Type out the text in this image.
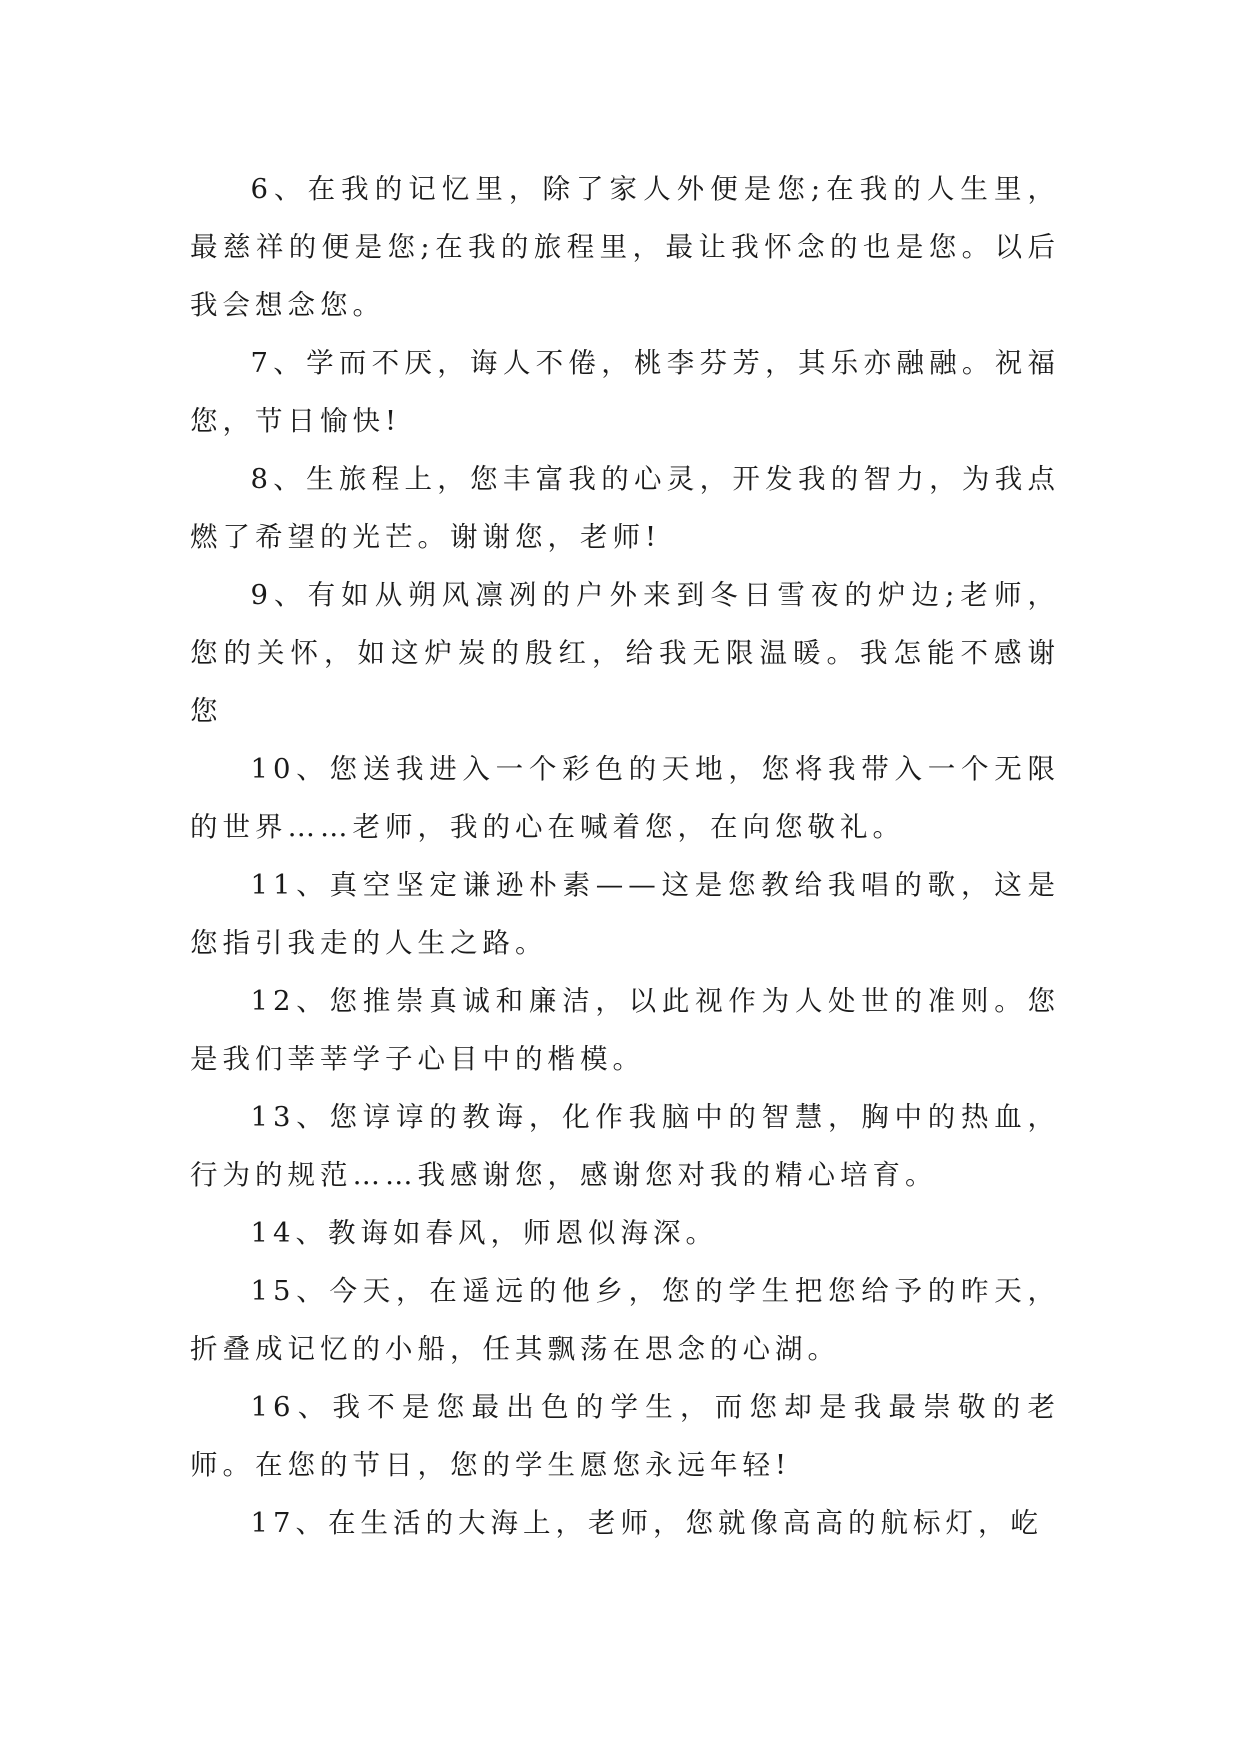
6、在我的记忆里，除了家人外便是您;在我的人生里，最慈祥的便是您;在我的旅程里，最让我怀念的也是您。以后我会想念您。

7、学而不厌，诲人不倦，桃李芬芳，其乐亦融融。祝福您，节日愉快!

8、生旅程上，您丰富我的心灵，开发我的智力，为我点燃了希望的光芒。谢谢您，老师!

9、有如从朔风凛冽的户外来到冬日雪夜的炉边;老师，您的关怀，如这炉炭的殷红，给我无限温暖。我怎能不感谢您

10、您送我进入一个彩色的天地，您将我带入一个无限的世界……老师，我的心在喊着您，在向您敬礼。

11、真空坚定谦逊朴素——这是您教给我唱的歌，这是您指引我走的人生之路。

12、您推崇真诚和廉洁，以此视作为人处世的准则。您是我们莘莘学子心目中的楷模。

13、您谆谆的教诲，化作我脑中的智慧，胸中的热血，行为的规范……我感谢您，感谢您对我的精心培育。

14、教诲如春风，师恩似海深。

15、今天，在遥远的他乡，您的学生把您给予的昨天，折叠成记忆的小船，任其飘荡在思念的心湖。

16、我不是您最出色的学生，而您却是我最崇敬的老师。在您的节日，您的学生愿您永远年轻!

17、在生活的大海上，老师，您就像高高的航标灯，屹
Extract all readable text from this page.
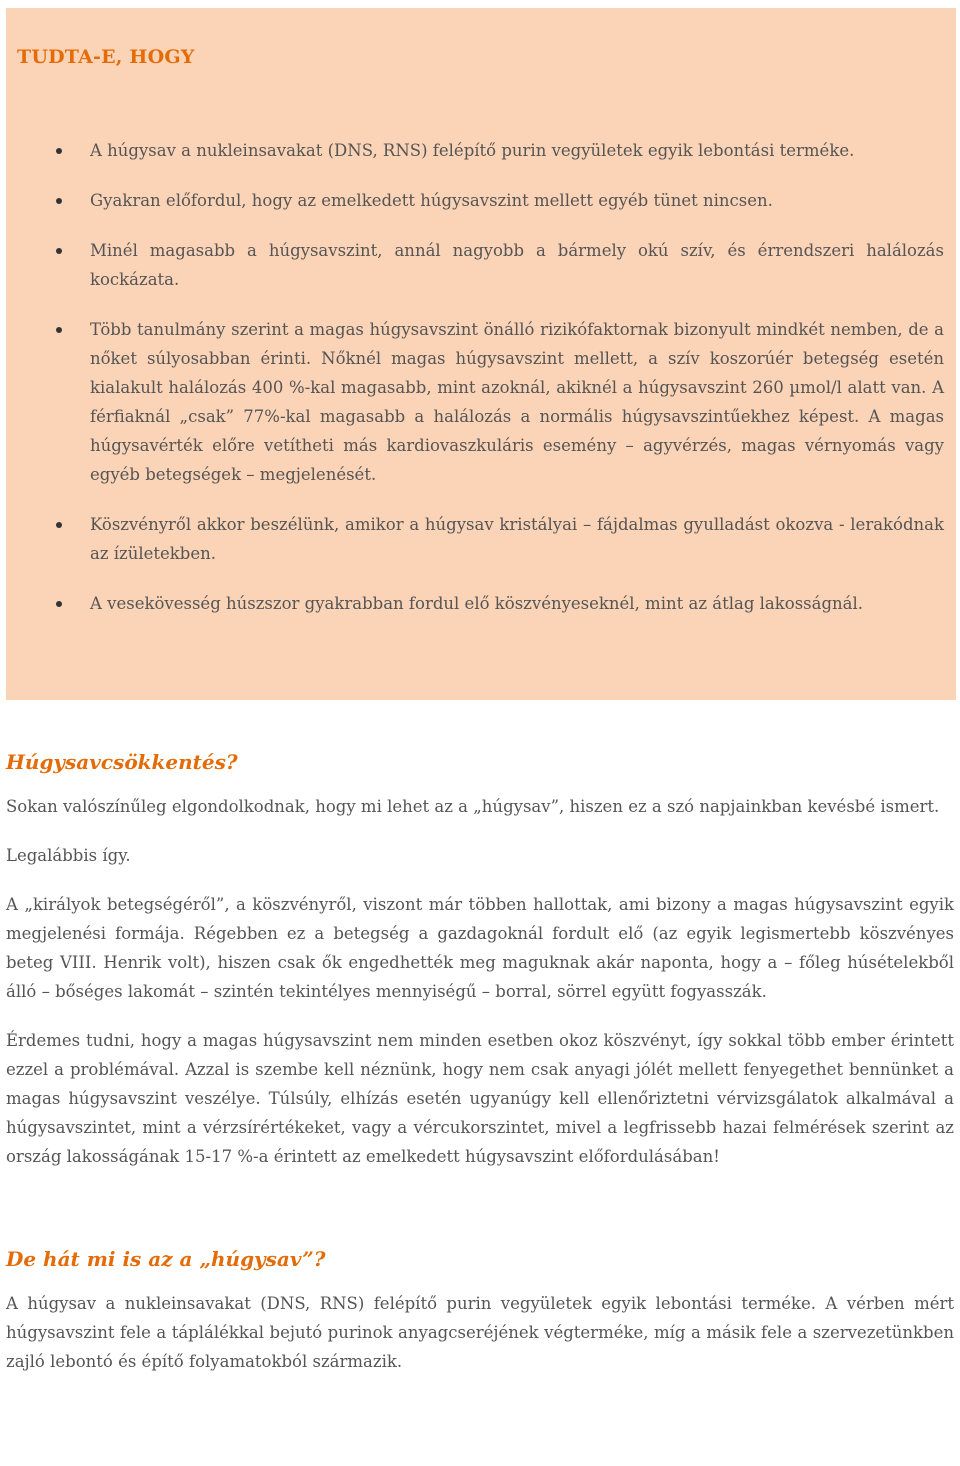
TUDTA-E, HOGY
A húgysav a nukleinsavakat (DNS, RNS) felépítő purin vegyületek egyik lebontási terméke.
Gyakran előfordul, hogy az emelkedett húgysavszint mellett egyéb tünet nincsen.
Minél magasabb a húgysavszint, annál nagyobb a bármely okú szív, és érrendszeri halálozás kockázata.
Több tanulmány szerint a magas húgysavszint önálló rizikófaktornak bizonyult mindkét nemben, de a nőket súlyosabban érinti. Nőknél magas húgysavszint mellett, a szív koszorúér betegség esetén kialakult halálozás 400 %-kal magasabb, mint azoknál, akiknél a húgysavszint 260 µmol/l alatt van. A férfiaknál „csak” 77%-kal magasabb a halálozás a normális húgysavszintűekhez képest. A magas húgysavérték előre vetítheti más kardiovaszkuláris esemény – agyvérzés, magas vérnyomás vagy egyéb betegségek – megjelenését.
Köszvényről akkor beszélünk, amikor a húgysav kristályai – fájdalmas gyulladást okozva - lerakódnak az ízületekben.
A vesekövesség húszszor gyakrabban fordul elő köszvényeseknél, mint az átlag lakosságnál.
Húgysavcsökkentés?

Sokan valószínűleg elgondolkodnak, hogy mi lehet az a „húgysav”, hiszen ez a szó napjainkban kevésbé ismert.

Legalábbis így.

A „királyok betegségéről”, a köszvényről, viszont már többen hallottak, ami bizony a magas húgysavszint egyik megjelenési formája. Régebben ez a betegség a gazdagoknál fordult elő (az egyik legismertebb köszvényes beteg VIII. Henrik volt), hiszen csak ők engedhették meg maguknak akár naponta, hogy a – főleg húsételekből álló – bőséges lakomát – szintén tekintélyes mennyiségű – borral, sörrel együtt fogyasszák.

Érdemes tudni, hogy a magas húgysavszint nem minden esetben okoz köszvényt, így sokkal több ember érintett ezzel a problémával. Azzal is szembe kell néznünk, hogy nem csak anyagi jólét mellett fenyegethet bennünket a magas húgysavszint veszélye. Túlsúly, elhízás esetén ugyanúgy kell ellenőriztetni vérvizsgálatok alkalmával a húgysavszintet, mint a vérzsírértékeket, vagy a vércukorszintet, mivel a legfrissebb hazai felmérések szerint az ország lakosságának 15-17 %-a érintett az emelkedett húgysavszint előfordulásában!

De hát mi is az a „húgysav”?

A húgysav a nukleinsavakat (DNS, RNS) felépítő purin vegyületek egyik lebontási terméke. A vérben mért húgysavszint fele a táplálékkal bejutó purinok anyagcseréjének végterméke, míg a másik fele a szervezetünkben zajló lebontó és építő folyamatokból származik.
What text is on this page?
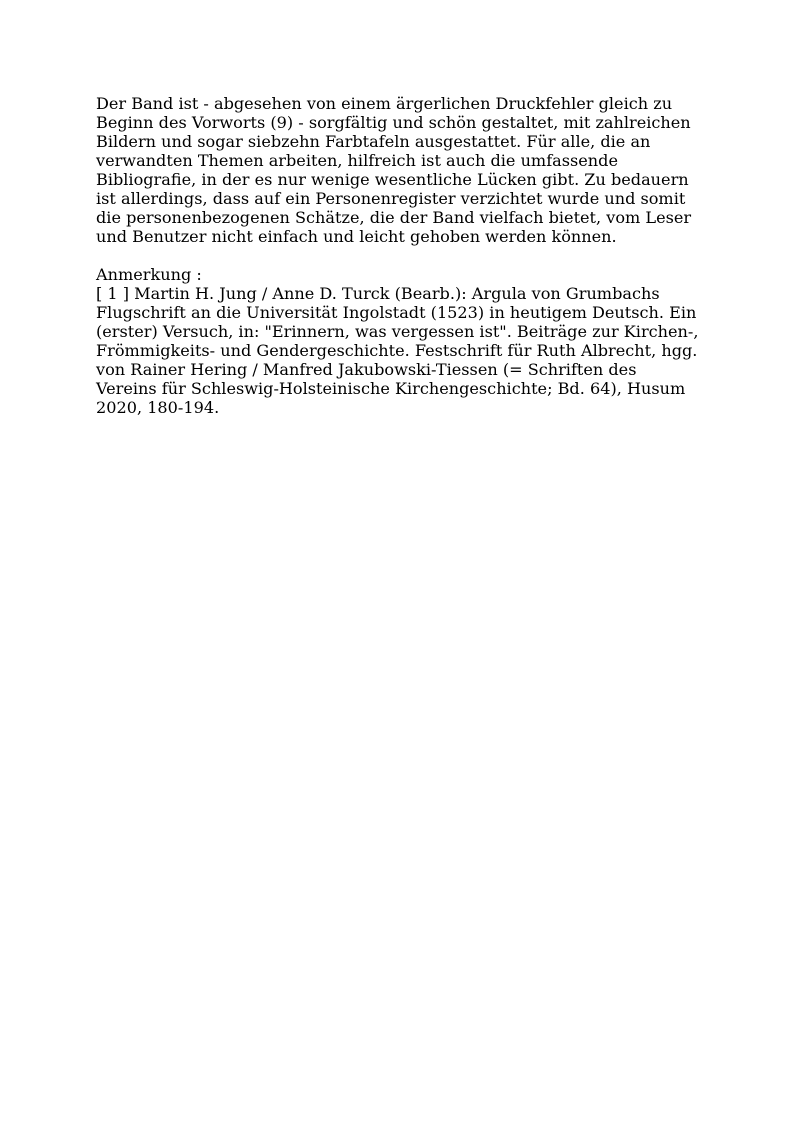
Der Band ist - abgesehen von einem ärgerlichen Druckfehler gleich zu
Beginn des Vorworts (9) - sorgfältig und schön gestaltet, mit zahlreichen
Bildern und sogar siebzehn Farbtafeln ausgestattet. Für alle, die an
verwandten Themen arbeiten, hilfreich ist auch die umfassende
Bibliografie, in der es nur wenige wesentliche Lücken gibt. Zu bedauern
ist allerdings, dass auf ein Personenregister verzichtet wurde und somit
die personenbezogenen Schätze, die der Band vielfach bietet, vom Leser
und Benutzer nicht einfach und leicht gehoben werden können.

Anmerkung :

[ 1 ] Martin H. Jung / Anne D. Turck (Bearb.): Argula von Grumbachs
Flugschrift an die Universität Ingolstadt (1523) in heutigem Deutsch. Ein
(erster) Versuch, in: "Erinnern, was vergessen ist". Beiträge zur Kirchen-,
Frömmigkeits- und Gendergeschichte. Festschrift für Ruth Albrecht, hgg.
von Rainer Hering / Manfred Jakubowski-Tiessen (= Schriften des
Vereins für Schleswig-Holsteinische Kirchengeschichte; Bd. 64), Husum
2020, 180-194.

########################################

■ Written exercise ■
Leaving out the pictures, repeat the data above exactly.

■ Written reply ■
Type out the text in this image.
6、在我的记忆里，除了家人外便是您;在我的人生里，最慈祥的便是您;在我的旅程里，最让我怀念的也是您。以后我会想念您。

7、学而不厌，诲人不倦，桃李芬芳，其乐亦融融。祝福您，节日愉快!

8、生旅程上，您丰富我的心灵，开发我的智力，为我点燃了希望的光芒。谢谢您，老师!

9、有如从朔风凛冽的户外来到冬日雪夜的炉边;老师，您的关怀，如这炉炭的殷红，给我无限温暖。我怎能不感谢您

10、您送我进入一个彩色的天地，您将我带入一个无限的世界……老师，我的心在喊着您，在向您敬礼。

11、真空坚定谦逊朴素——这是您教给我唱的歌，这是您指引我走的人生之路。

12、您推崇真诚和廉洁，以此视作为人处世的准则。您是我们莘莘学子心目中的楷模。

13、您谆谆的教诲，化作我脑中的智慧，胸中的热血，行为的规范……我感谢您，感谢您对我的精心培育。

14、教诲如春风，师恩似海深。

15、今天，在遥远的他乡，您的学生把您给予的昨天，折叠成记忆的小船，任其飘荡在思念的心湖。

16、我不是您最出色的学生，而您却是我最崇敬的老师。在您的节日，您的学生愿您永远年轻!

17、在生活的大海上，老师，您就像高高的航标灯，屹
Extract all readable text from this page.
TUDTA-E, HOGY
A húgysav a nukleinsavakat (DNS, RNS) felépítő purin vegyületek egyik lebontási terméke.
Gyakran előfordul, hogy az emelkedett húgysavszint mellett egyéb tünet nincsen.
Minél magasabb a húgysavszint, annál nagyobb a bármely okú szív, és érrendszeri halálozás kockázata.
Több tanulmány szerint a magas húgysavszint önálló rizikófaktornak bizonyult mindkét nemben, de a nőket súlyosabban érinti. Nőknél magas húgysavszint mellett, a szív koszorúér betegség esetén kialakult halálozás 400 %-kal magasabb, mint azoknál, akiknél a húgysavszint 260 µmol/l alatt van. A férfiaknál „csak” 77%-kal magasabb a halálozás a normális húgysavszintűekhez képest. A magas húgysavérték előre vetítheti más kardiovaszkuláris esemény – agyvérzés, magas vérnyomás vagy egyéb betegségek – megjelenését.
Köszvényről akkor beszélünk, amikor a húgysav kristályai – fájdalmas gyulladást okozva - lerakódnak az ízületekben.
A vesekövesség húszszor gyakrabban fordul elő köszvényeseknél, mint az átlag lakosságnál.
Húgysavcsökkentés?

Sokan valószínűleg elgondolkodnak, hogy mi lehet az a „húgysav”, hiszen ez a szó napjainkban kevésbé ismert.

Legalábbis így.

A „királyok betegségéről”, a köszvényről, viszont már többen hallottak, ami bizony a magas húgysavszint egyik megjelenési formája. Régebben ez a betegség a gazdagoknál fordult elő (az egyik legismertebb köszvényes beteg VIII. Henrik volt), hiszen csak ők engedhették meg maguknak akár naponta, hogy a – főleg húsételekből álló – bőséges lakomát – szintén tekintélyes mennyiségű – borral, sörrel együtt fogyasszák.

Érdemes tudni, hogy a magas húgysavszint nem minden esetben okoz köszvényt, így sokkal több ember érintett ezzel a problémával. Azzal is szembe kell néznünk, hogy nem csak anyagi jólét mellett fenyegethet bennünket a magas húgysavszint veszélye. Túlsúly, elhízás esetén ugyanúgy kell ellenőriztetni vérvizsgálatok alkalmával a húgysavszintet, mint a vérzsírértékeket, vagy a vércukorszintet, mivel a legfrissebb hazai felmérések szerint az ország lakosságának 15-17 %-a érintett az emelkedett húgysavszint előfordulásában!

De hát mi is az a „húgysav”?

A húgysav a nukleinsavakat (DNS, RNS) felépítő purin vegyületek egyik lebontási terméke. A vérben mért húgysavszint fele a táplálékkal bejutó purinok anyagcseréjének végterméke, míg a másik fele a szervezetünkben zajló lebontó és építő folyamatokból származik.
What text is on this page?
Der Band ist - abgesehen von einem ärgerlichen Druckfehler gleich zu
Beginn des Vorworts (9) - sorgfältig und schön gestaltet, mit zahlreichen
Bildern und sogar siebzehn Farbtafeln ausgestattet. Für alle, die an
verwandten Themen arbeiten, hilfreich ist auch die umfassende
Bibliografie, in der es nur wenige wesentliche Lücken gibt. Zu bedauern
ist allerdings, dass auf ein Personenregister verzichtet wurde und somit
die personenbezogenen Schätze, die der Band vielfach bietet, vom Leser
und Benutzer nicht einfach und leicht gehoben werden können.

Anmerkung :

[ 1 ] Martin H. Jung / Anne D. Turck (Bearb.): Argula von Grumbachs
Flugschrift an die Universität Ingolstadt (1523) in heutigem Deutsch. Ein
(erster) Versuch, in: "Erinnern, was vergessen ist". Beiträge zur Kirchen-,
Frömmigkeits- und Gendergeschichte. Festschrift für Ruth Albrecht, hgg.
von Rainer Hering / Manfred Jakubowski-Tiessen (= Schriften des
Vereins für Schleswig-Holsteinische Kirchengeschichte; Bd. 64), Husum
2020, 180-194.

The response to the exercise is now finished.